Copy out the lines that include the word "author".

DATASET RECORDS ::
□ □ □ □ □

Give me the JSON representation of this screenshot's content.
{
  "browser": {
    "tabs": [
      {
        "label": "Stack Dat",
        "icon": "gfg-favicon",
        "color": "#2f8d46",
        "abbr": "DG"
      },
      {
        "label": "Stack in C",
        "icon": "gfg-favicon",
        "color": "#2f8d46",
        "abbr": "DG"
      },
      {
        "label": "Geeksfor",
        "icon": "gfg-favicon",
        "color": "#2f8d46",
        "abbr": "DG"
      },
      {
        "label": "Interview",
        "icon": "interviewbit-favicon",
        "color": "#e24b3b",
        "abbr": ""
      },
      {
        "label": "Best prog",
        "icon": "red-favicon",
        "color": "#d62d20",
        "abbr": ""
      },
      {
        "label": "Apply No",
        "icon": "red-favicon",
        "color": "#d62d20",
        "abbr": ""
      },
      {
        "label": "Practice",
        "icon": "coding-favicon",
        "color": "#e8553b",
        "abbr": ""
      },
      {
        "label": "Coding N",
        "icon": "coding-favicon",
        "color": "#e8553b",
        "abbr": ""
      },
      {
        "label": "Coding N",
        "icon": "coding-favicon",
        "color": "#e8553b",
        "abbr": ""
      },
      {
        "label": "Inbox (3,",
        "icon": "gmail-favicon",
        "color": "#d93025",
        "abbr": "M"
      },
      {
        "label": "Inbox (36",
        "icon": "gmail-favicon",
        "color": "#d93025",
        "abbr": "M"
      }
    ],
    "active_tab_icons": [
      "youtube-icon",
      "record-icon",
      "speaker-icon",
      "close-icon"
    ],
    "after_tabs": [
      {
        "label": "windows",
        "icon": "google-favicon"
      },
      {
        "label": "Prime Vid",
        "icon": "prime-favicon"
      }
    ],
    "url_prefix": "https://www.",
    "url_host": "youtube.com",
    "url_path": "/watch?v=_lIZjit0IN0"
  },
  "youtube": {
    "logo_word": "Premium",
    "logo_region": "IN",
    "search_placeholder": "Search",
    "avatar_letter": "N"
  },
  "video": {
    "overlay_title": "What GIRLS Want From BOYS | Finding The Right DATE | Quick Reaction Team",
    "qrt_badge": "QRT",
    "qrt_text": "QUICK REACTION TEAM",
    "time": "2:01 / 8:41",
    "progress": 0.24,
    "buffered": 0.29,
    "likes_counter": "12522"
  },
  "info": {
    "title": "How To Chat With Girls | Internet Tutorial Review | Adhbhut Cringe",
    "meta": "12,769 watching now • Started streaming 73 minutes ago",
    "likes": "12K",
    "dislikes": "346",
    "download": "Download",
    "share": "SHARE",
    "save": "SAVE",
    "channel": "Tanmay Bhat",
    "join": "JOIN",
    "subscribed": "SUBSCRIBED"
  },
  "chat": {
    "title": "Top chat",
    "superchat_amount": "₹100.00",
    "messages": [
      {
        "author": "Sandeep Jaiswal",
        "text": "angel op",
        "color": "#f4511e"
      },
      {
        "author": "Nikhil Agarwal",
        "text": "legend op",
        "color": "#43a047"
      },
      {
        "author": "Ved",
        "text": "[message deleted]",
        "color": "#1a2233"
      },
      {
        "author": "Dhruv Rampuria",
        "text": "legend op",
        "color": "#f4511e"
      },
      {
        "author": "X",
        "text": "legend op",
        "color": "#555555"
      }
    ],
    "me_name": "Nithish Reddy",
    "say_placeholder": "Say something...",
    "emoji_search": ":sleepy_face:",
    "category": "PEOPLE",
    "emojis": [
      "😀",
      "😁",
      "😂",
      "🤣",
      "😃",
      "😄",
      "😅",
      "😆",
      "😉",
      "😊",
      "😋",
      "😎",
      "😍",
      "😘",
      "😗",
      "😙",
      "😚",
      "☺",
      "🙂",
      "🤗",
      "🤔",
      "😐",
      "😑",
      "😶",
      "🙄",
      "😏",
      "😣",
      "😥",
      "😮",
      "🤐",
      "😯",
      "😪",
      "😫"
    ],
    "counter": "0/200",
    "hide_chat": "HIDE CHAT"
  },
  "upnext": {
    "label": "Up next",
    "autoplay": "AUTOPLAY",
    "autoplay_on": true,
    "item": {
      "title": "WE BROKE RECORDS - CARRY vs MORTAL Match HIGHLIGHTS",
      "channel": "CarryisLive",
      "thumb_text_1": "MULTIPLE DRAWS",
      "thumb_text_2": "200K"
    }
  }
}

□ □ □ □ □

THE REPLY ::
        "author": "Sandeep Jaiswal",
        "author": "Nikhil Agarwal",
        "author": "Ved",
        "author": "Dhruv Rampuria",
        "author": "X",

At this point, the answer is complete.